Reproduce all of the data word for word.

(Data items)
** Start **

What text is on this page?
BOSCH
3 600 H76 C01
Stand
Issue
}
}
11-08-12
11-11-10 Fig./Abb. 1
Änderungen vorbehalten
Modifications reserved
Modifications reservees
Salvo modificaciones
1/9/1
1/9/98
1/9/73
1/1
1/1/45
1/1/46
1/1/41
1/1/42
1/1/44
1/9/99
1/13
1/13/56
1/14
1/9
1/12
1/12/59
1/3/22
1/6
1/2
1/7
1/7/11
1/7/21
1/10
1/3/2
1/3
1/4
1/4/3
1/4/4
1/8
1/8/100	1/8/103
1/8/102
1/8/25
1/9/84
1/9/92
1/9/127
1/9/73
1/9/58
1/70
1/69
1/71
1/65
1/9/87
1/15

** End **

* _Full answer_:
What text is on this page?
BOSCH
3 600 H76 C01
Stand
Issue
}
}
11-08-12
11-11-10 Fig./Abb. 1
Änderungen vorbehalten
Modifications reserved
Modifications reservees
Salvo modificaciones
1/9/1
1/9/98
1/9/73
1/1
1/1/45
1/1/46
1/1/41
1/1/42
1/1/44
1/9/99
1/13
1/13/56
1/14
1/9
1/12
1/12/59
1/3/22
1/6
1/2
1/7
1/7/11
1/7/21
1/10
1/3/2
1/3
1/4
1/4/3
1/4/4
1/8
1/8/100	1/8/103
1/8/102
1/8/25
1/9/84
1/9/92
1/9/127
1/9/73
1/9/58
1/70
1/69
1/71
1/65
1/9/87
1/15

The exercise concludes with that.